* _To be done_:
• 1. Answer these questions using the discussion about Catholic views on salvation.
(a) According to the first post, where does the writer think everyone will end up if Christianity turns out to be the right way?
(b) According to the second post, what do Catholics realize is almost impossible?
(c) What does the second post say it is to assume you are going to Heaven because you consider yourself a "good person"?
• 2. List every religion or religious group named in the discussion about Catholic views on salvation.
• 3. In the discussion about Catholic views on salvation, why does falling short of deserving God's love not mean a person will go to Hell?
# Extracted text start
LOL, According to the Catholics... this would be perfectly acceptable. I don't think it matters though, if it turns out in the end that Christianity was the right way to go, I think everyone will end up in 'hell' anyway. I mean does anyone truly follow the teachings of Jesus?

 

Good point though Catholics also realise that it is almost impossible to be a truly "good person" and follow the teachings of Jesus to the letter (unlike many Protestants).

We understand that we are all naturally sinners and there is no escaping this (we are all selfish buggers, admit it!) but that it is our struggle against sin that God takes note of. After all, it is the mercy of God that we rely on for enterance into Heaven, to assume you are going to go to Heaven because you consider yourself to be a "good person" is presumptuousness and probably linked with the sin of pride.

Jesus is the ideal that we should measure ourselves against but we should also realise that this ideal is almost impossible to reach as a human being. Basically, we will always fall short of really deserving the love of God and salvation but this does not mean that we will go to Hell as it is through His mercy and forgiveness alone that we can obtain salvation and not really through any deed of our own.
# Extracted text end
# Material provided start
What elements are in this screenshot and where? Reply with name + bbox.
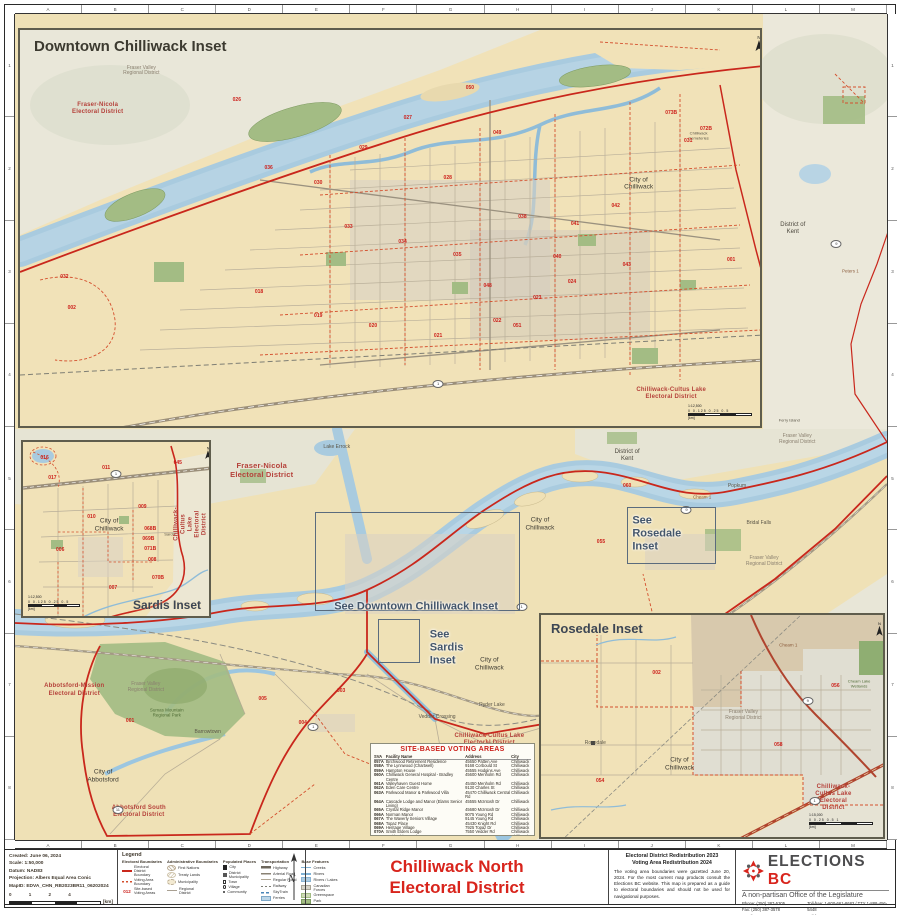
# Material provided end
* _Task-by-task solutions_:
• 1.
(a) In 'hell'.
(b) Being a truly "good person" and following the teachings of Jesus to the letter.
(c) Presumptuousness, probably linked with the sin of pride.

• 2. Catholics, Christianity, Protestants

• 3. Salvation is obtained through God's mercy and forgiveness alone, not through any deed of a person's own.